• EXERCISE
In the data below, find every line with the string "Федерации" and pull it out.

--- begin WORKING DATA ---

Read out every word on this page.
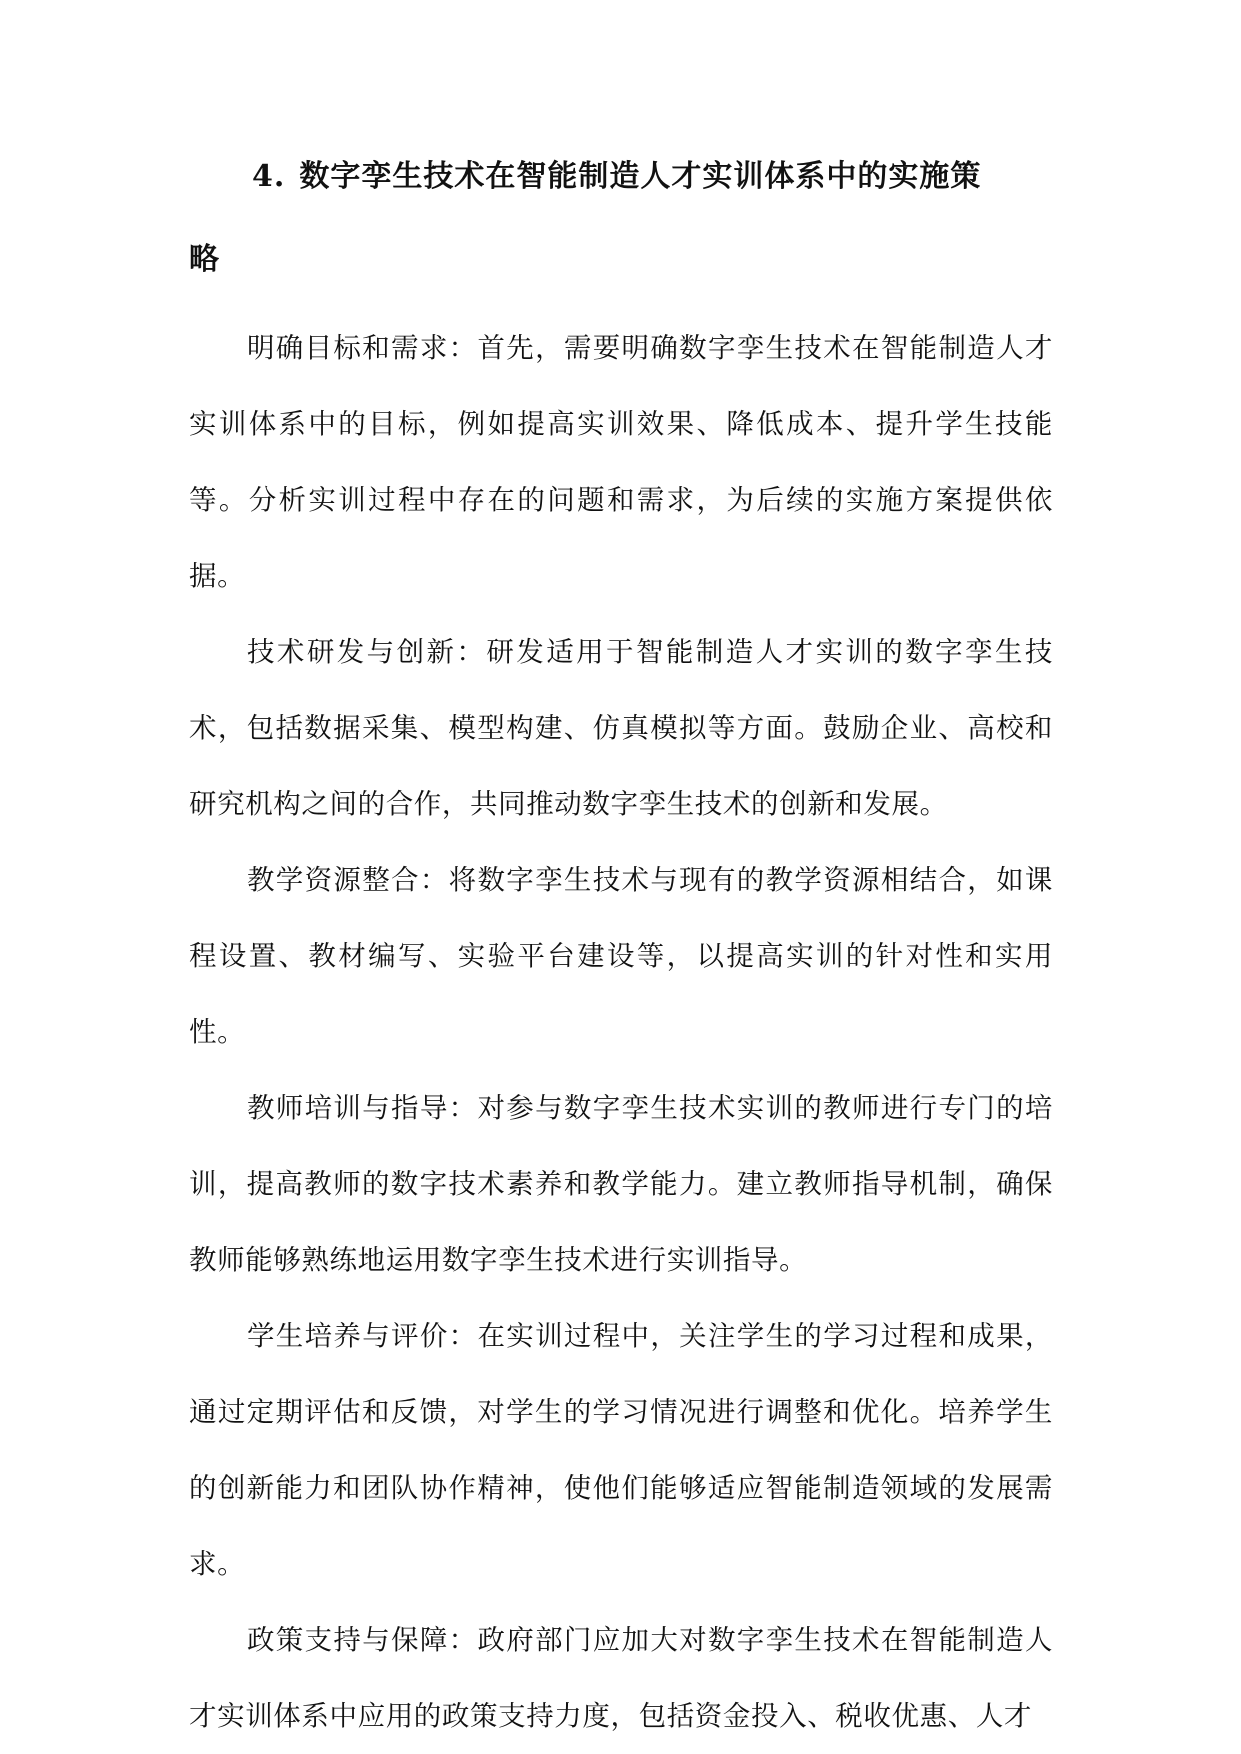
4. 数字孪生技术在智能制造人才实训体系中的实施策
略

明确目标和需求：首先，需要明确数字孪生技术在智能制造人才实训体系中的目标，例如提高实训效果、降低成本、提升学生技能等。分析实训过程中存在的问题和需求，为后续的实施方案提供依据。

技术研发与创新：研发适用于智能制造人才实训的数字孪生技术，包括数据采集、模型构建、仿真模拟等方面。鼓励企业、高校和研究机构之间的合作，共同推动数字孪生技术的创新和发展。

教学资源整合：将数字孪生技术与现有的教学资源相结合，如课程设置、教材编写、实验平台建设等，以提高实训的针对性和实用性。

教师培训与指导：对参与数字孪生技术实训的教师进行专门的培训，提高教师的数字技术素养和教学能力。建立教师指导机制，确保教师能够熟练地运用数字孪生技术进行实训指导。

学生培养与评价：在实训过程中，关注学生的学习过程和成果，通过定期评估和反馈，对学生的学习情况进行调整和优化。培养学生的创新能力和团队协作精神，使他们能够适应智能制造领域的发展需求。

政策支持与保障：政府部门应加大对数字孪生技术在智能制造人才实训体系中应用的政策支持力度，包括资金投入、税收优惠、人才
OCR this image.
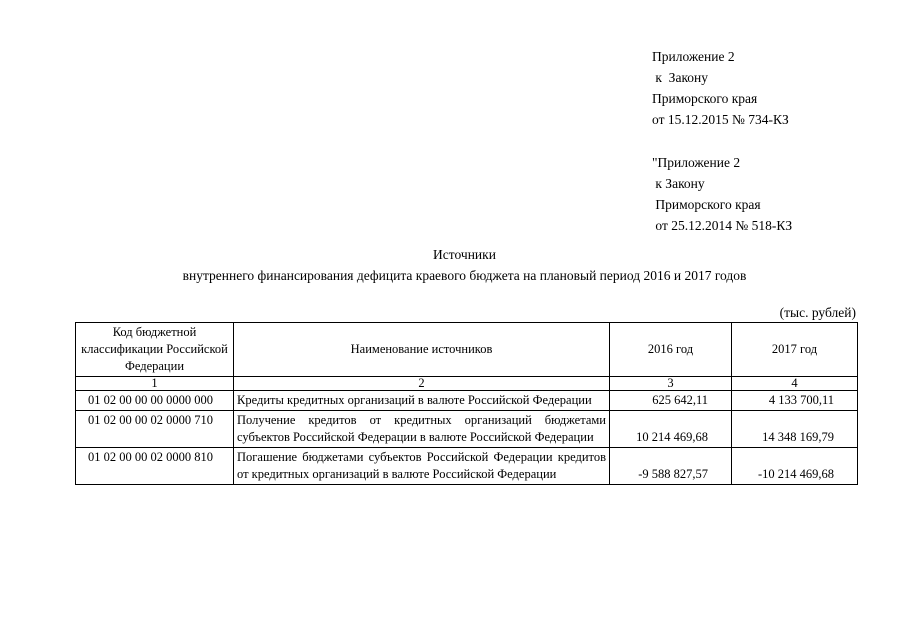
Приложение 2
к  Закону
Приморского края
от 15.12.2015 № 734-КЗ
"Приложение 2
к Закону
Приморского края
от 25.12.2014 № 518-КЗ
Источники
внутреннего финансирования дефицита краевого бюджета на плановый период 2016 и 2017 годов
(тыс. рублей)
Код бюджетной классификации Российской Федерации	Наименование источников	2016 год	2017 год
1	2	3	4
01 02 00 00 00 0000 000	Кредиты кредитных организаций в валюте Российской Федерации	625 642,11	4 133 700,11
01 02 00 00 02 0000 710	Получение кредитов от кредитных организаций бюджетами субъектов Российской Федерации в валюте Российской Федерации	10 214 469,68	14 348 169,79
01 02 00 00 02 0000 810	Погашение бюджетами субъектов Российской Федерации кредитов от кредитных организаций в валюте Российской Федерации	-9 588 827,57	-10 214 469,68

--- end WORKING DATA ---
--- begin WORKING DATA ---

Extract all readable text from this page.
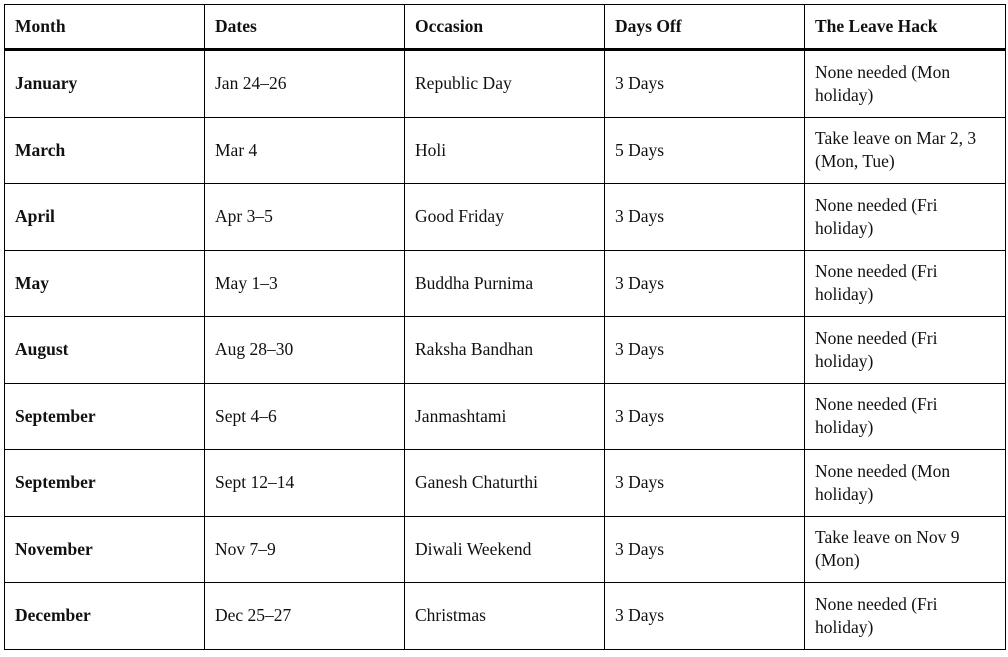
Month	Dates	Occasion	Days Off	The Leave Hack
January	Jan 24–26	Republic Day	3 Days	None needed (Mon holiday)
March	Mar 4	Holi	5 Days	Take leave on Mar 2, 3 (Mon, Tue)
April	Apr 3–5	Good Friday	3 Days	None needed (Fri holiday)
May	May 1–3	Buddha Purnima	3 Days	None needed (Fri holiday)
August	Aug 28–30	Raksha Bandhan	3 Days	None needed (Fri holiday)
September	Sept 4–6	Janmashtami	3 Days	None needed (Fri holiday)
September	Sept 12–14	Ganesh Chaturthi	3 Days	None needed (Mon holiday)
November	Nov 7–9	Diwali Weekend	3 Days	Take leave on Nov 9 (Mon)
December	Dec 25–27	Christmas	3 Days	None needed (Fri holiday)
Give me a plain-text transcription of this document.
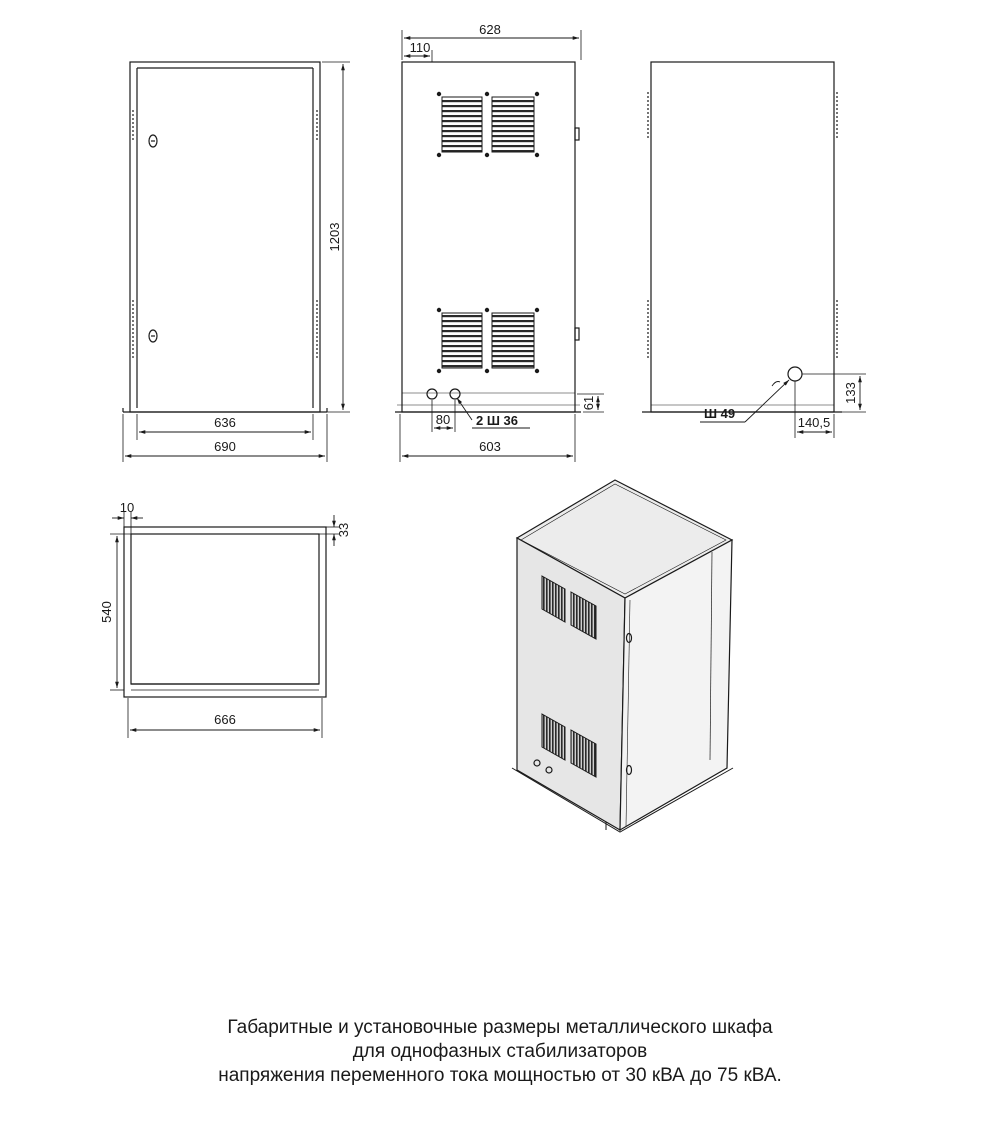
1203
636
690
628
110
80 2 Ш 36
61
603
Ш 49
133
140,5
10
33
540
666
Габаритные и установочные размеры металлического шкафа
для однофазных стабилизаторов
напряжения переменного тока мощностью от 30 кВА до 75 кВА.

--- end WORKING DATA ---
--- begin WORKING DATA ---

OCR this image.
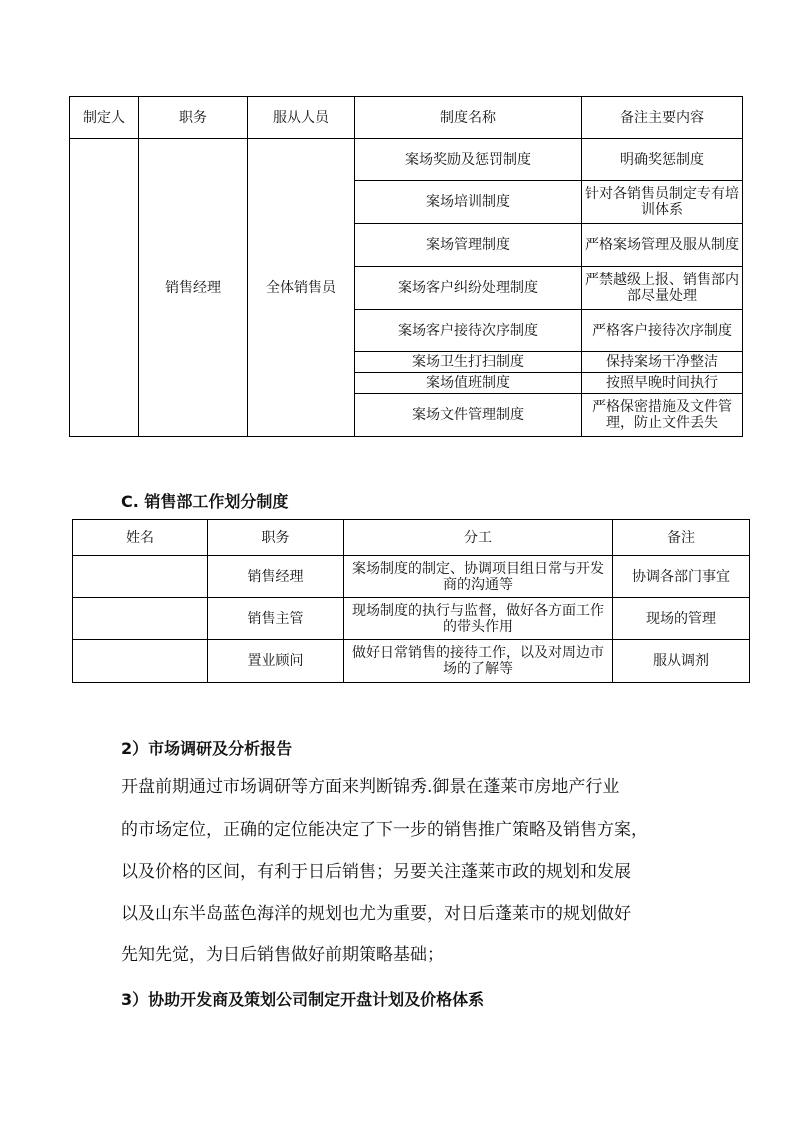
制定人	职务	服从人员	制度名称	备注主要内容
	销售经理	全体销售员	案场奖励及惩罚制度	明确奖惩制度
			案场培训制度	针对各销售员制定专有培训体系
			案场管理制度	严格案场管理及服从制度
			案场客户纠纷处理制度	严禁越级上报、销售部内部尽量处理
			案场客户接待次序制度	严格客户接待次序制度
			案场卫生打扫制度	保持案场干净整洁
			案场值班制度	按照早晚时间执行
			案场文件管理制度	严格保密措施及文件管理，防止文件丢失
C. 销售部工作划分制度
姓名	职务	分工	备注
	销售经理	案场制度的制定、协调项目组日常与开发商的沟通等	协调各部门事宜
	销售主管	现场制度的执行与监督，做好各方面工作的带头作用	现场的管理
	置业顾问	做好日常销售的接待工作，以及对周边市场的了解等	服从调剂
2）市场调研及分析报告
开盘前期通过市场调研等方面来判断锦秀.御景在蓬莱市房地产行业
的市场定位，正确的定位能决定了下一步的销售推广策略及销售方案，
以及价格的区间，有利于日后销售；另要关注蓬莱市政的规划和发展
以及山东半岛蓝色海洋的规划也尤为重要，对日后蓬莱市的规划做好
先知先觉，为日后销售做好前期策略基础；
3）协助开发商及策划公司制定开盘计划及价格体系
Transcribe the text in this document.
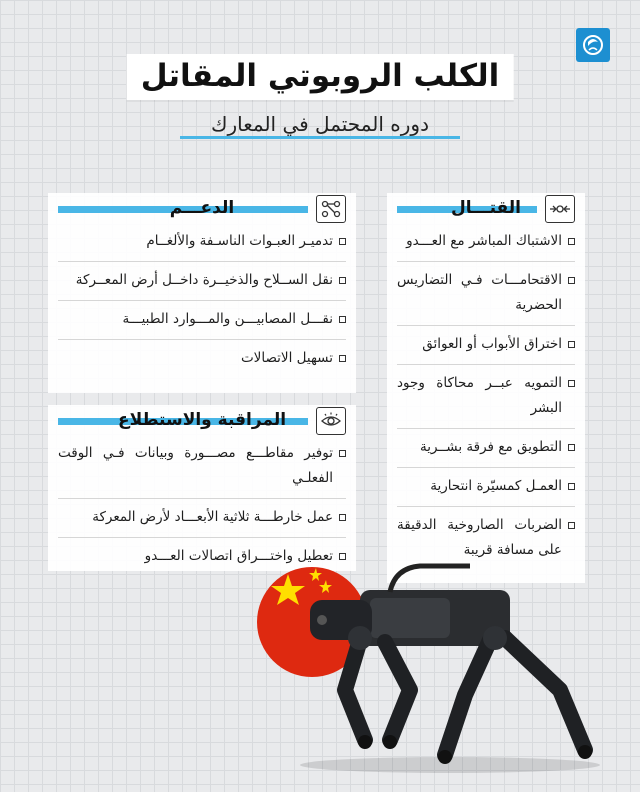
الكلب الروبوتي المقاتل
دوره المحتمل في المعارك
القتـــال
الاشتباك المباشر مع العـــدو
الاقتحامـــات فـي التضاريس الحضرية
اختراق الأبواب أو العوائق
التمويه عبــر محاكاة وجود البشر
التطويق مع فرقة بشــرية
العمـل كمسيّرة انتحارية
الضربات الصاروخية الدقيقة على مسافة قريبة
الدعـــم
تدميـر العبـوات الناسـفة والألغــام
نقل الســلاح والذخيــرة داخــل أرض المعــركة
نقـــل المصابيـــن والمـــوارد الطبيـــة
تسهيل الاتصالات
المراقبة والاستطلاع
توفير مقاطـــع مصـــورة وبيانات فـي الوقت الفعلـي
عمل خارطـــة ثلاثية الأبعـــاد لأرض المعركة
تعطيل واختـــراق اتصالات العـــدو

--- end WORKING DATA ---

• COMPLETE OUTPUT
Код бюджетной классификации Российской Федерации	Наименование источников	2016 год	2017 год
01 02 00 00 00 0000 000	Кредиты кредитных организаций в валюте Российской Федерации	625 642,11	4 133 700,11
01 02 00 00 02 0000 710	Получение кредитов от кредитных организаций бюджетами субъектов Российской Федерации в валюте Российской Федерации	10 214 469,68	14 348 169,79
01 02 00 00 02 0000 810	Погашение бюджетами субъектов Российской Федерации кредитов от кредитных организаций в валюте Российской Федерации	-9 588 827,57	-10 214 469,68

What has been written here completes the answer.